## ENTRIES
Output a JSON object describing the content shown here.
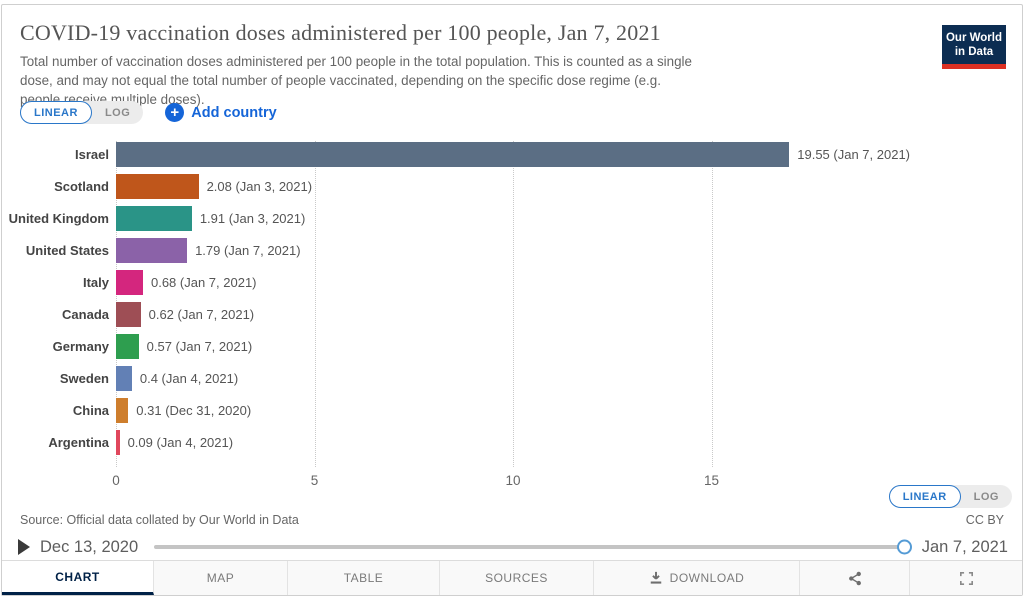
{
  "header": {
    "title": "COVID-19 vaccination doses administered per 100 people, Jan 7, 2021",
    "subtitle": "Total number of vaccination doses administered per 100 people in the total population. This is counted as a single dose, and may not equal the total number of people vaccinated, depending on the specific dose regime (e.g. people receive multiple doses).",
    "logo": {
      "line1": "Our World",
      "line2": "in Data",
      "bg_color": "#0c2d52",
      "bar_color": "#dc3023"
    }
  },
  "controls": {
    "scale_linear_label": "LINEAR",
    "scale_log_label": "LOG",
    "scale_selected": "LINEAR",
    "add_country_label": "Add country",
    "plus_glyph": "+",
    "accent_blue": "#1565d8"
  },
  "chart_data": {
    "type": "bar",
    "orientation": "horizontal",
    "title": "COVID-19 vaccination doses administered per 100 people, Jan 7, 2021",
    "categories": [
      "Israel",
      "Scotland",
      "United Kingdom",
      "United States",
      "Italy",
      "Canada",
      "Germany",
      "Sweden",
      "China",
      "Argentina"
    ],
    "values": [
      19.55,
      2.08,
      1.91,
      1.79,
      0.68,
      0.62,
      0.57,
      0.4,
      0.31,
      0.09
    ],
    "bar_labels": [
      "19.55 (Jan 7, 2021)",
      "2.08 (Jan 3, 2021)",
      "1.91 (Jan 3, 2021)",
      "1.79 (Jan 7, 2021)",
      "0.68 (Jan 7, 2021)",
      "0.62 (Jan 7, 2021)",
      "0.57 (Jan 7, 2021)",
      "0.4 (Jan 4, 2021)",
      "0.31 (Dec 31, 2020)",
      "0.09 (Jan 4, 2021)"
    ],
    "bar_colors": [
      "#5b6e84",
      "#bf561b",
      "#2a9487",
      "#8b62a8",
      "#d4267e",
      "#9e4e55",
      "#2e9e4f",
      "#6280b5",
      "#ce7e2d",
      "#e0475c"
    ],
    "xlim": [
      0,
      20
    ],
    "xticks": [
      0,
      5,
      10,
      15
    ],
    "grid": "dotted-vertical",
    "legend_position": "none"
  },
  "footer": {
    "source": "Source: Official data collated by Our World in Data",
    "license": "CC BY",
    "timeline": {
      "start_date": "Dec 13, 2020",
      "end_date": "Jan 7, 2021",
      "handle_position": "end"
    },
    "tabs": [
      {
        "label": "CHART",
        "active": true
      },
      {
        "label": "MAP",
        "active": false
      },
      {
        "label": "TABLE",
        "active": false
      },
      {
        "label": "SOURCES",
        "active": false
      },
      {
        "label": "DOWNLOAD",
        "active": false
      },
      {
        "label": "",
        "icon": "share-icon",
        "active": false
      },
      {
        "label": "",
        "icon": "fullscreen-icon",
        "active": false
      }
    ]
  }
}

## AIM OF THE TASK
Set down every entry word for word, but omit the pictures.

## RESULT OF THE TASK
Output a JSON object describing the content shown here.
{
  "header": {
    "title": "COVID-19 vaccination doses administered per 100 people, Jan 7, 2021",
    "subtitle": "Total number of vaccination doses administered per 100 people in the total population. This is counted as a single dose, and may not equal the total number of people vaccinated, depending on the specific dose regime (e.g. people receive multiple doses).",
    "logo": {
      "line1": "Our World",
      "line2": "in Data",
      "bg_color": "#0c2d52",
      "bar_color": "#dc3023"
    }
  },
  "controls": {
    "scale_linear_label": "LINEAR",
    "scale_log_label": "LOG",
    "scale_selected": "LINEAR",
    "add_country_label": "Add country",
    "plus_glyph": "+",
    "accent_blue": "#1565d8"
  },
  "chart_data": {
    "type": "bar",
    "orientation": "horizontal",
    "title": "COVID-19 vaccination doses administered per 100 people, Jan 7, 2021",
    "categories": [
      "Israel",
      "Scotland",
      "United Kingdom",
      "United States",
      "Italy",
      "Canada",
      "Germany",
      "Sweden",
      "China",
      "Argentina"
    ],
    "values": [
      19.55,
      2.08,
      1.91,
      1.79,
      0.68,
      0.62,
      0.57,
      0.4,
      0.31,
      0.09
    ],
    "bar_labels": [
      "19.55 (Jan 7, 2021)",
      "2.08 (Jan 3, 2021)",
      "1.91 (Jan 3, 2021)",
      "1.79 (Jan 7, 2021)",
      "0.68 (Jan 7, 2021)",
      "0.62 (Jan 7, 2021)",
      "0.57 (Jan 7, 2021)",
      "0.4 (Jan 4, 2021)",
      "0.31 (Dec 31, 2020)",
      "0.09 (Jan 4, 2021)"
    ],
    "bar_colors": [
      "#5b6e84",
      "#bf561b",
      "#2a9487",
      "#8b62a8",
      "#d4267e",
      "#9e4e55",
      "#2e9e4f",
      "#6280b5",
      "#ce7e2d",
      "#e0475c"
    ],
    "xlim": [
      0,
      20
    ],
    "xticks": [
      0,
      5,
      10,
      15
    ],
    "grid": "dotted-vertical",
    "legend_position": "none"
  },
  "footer": {
    "source": "Source: Official data collated by Our World in Data",
    "license": "CC BY",
    "timeline": {
      "start_date": "Dec 13, 2020",
      "end_date": "Jan 7, 2021",
      "handle_position": "end"
    },
    "tabs": [
      {
        "label": "CHART",
        "active": true
      },
      {
        "label": "MAP",
        "active": false
      },
      {
        "label": "TABLE",
        "active": false
      },
      {
        "label": "SOURCES",
        "active": false
      },
      {
        "label": "DOWNLOAD",
        "active": false
      },
      {
        "label": "",
        "icon": "share-icon",
        "active": false
      },
      {
        "label": "",
        "icon": "fullscreen-icon",
        "active": false
      }
    ]
  }
}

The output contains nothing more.